Selected passage —
----------
Israel has been left behind by a worldwide trend that has seen large ports move into the hands of private operators. In the United States, six major ports – New York, Baltimore, Miami, New Orleans Philadelphia and New Jersey, as well as operations in 16 other ports – were acquired in 2006 by Dubai Ports World (DPW). In the post-9/11 world, this aroused a furor.
The solution was to have an American firm AIG (American Insurance Group) own the port assets and have DPW operate them.
This could equally apply to Israel, where a government company owns and builds the ports infrastructure, while private operators could run at least some of the quays, spurring competition and efficiency, and reducing the unions’ stranglehold.
I spoke about this issue with my S.
Neaman Institute colleague, Prof. Yehuda Hayuth, former president of the University of Haifa and an expert and consultant on ports and shipping. Over 30 years ago, Hayuth published a landmark article in the academic journal, Economic Geography, which foretold the future.
“Ocean-borne container traffic,” Hayuth wrote, “would be concentrated in a limited number of large-scale ports ‒ dominant container ports.” These ports would handle ever-larger container ships. Hayuth also foresaw intermodal transport (a systems approach to move containers from origin to final destinations via several modes of transport, one Bill of Lading, single rate and single liability), long since adopted by leading West Coast US ports – Portland, Tacoma and Seattle, which compete with each other fiercely. Israel lacks this.
Hayuth’s predictions have come true.
Container ships these days are enormous, and ports have expanded to service them.
Part of the underlying rationale is found in high school economics. The bigger the container ship, the smaller the cost-per-slot of shipping a container ‒ known as economy of scale.
Today, Hayuth explains, shipping lines are building and operating container ships that can carry 18,000 TEUs (20-foot containers).
These giant ships are 23 containers wide and many already ply the seas. They can dock only at the largest, most modern ports. Neither Haifa nor Ashdod qualifies.
Currently, Israeli ports can handle ships carrying up to only about 10,000 containers.
Israel has literally missed the boat.
The largest trade route in the world today is the Asia-Mideast-Europe route. Hayuth explains that MSC (Mediterranean Shipping Company), the second-largest shipping line in the world, recently opened a trading route from four Chinese ports and Singapore to Haifa and then on to New York.
This is good news. But it may be shortlived.
----------
Collected material —

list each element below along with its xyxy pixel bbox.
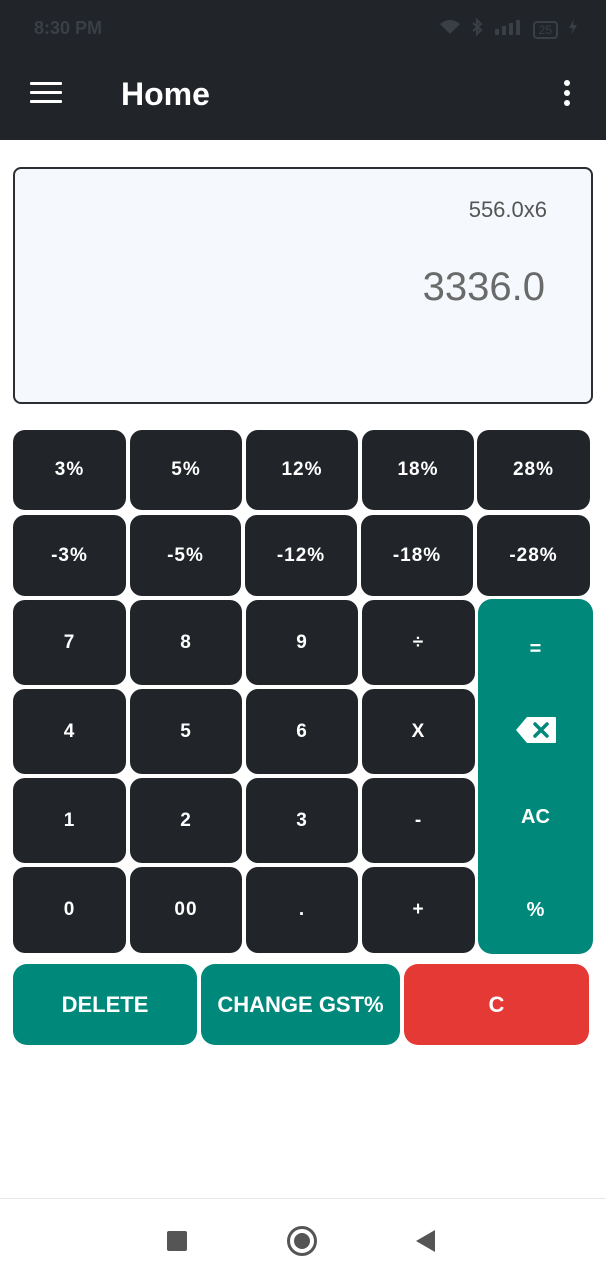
----------
Task directions —
Write the next part of the piece on Israel's ports, picking up after its final sentence.

Task output —
MSC, Maersk and other big shipping lines are shifting to the 18,000-container giants. Haifa can’t handle them. But Egypt’s main port, Port Said, can. Port Said is an efficient, privatized port, handling about four million containers yearly, nearly four times that of Haifa or Ashdod. If ships dock there rather than at an Israeli port, and offload their containers to smaller feeder ships that can dock in Haifa, there are major security implications, not just economic ones. How willing is Israel to have its imports and exports controlled by Egypt? Shippers have two major reasons to avoid Ashdod and Haifa. The unions cause high costs and long delays, and the infrastructure is outdated. Transport Minister Katz proposes to tackle both problems in one swoop. On July 1, the government is planning to issue two tenders to build and operate a new port, in Ashdod or Haifa. The port will be privately run and operated, circumventing the tough unions, though the costly infrastructure investment will be paid for by the government. The new facility will compete with the less efficient existing ports. The theory behind the move is that competition will force the moribund unions to modernize and improve their productivity.
Economy and Commerce Minister Naftali Bennett strongly supports the idea, and Katz is trying hard to “Be like Kahlon” (The Jerusalem Report, June 26, 2012). Moshe Kahlon was the communications minister who radically lowered cellphone costs by opening the industry to new competitors.
This move is long overdue; Israel’s ports have fallen behind, both in their ability to handle large ships, and in their efficiency in loading and unloading them. Union leaders have vowed to stymie any attempt at privatization. Hayuth is not certain the new port will fully solve the problem; nonetheless, he supports the construction of the new port.
Hayuth recalls how former British prime minister Margaret Thatcher did what Israel has so far been unable to do ‒ she simply gave port workers 10 percent of the port companies’ shares. Then, when workers went on strike, they hurt their own pockets, not just those of the capitalists and the government.
Together with Hayuth and three other colleagues, I co-signed a letter to Prime Minister Netanyahu, sent on June 4, urging that the new port be built in Haifa. We noted that Ashdod is not part of Israel’s periphery, but essentially a part of Greater Tel Aviv. The distance between Tel Aviv and Ashdod is only 29 kilometers (18 miles), or about a 30-minute drive. Building the port in Haifa would spur economic development throughout the Galilee, we noted.
According to the 2010 Logistic Performance Index (LPI), a global ranking compiled by the World Bank that measures how well goods are transported, Israel ranks only 31st in the world, just slightly ahead of Lebanon and well behind South Africa. (No 2012 data are available; apparently, the questionnaire reached Israel very late.) A simple measure of port productivity, containers loaded and unloaded per hour by a team, shows that Barcelona handles nearly 80 containers an hour, while Ashdod’s productivity, for example, is fewer than 27, lower than several other ports in the Eastern Mediterranean.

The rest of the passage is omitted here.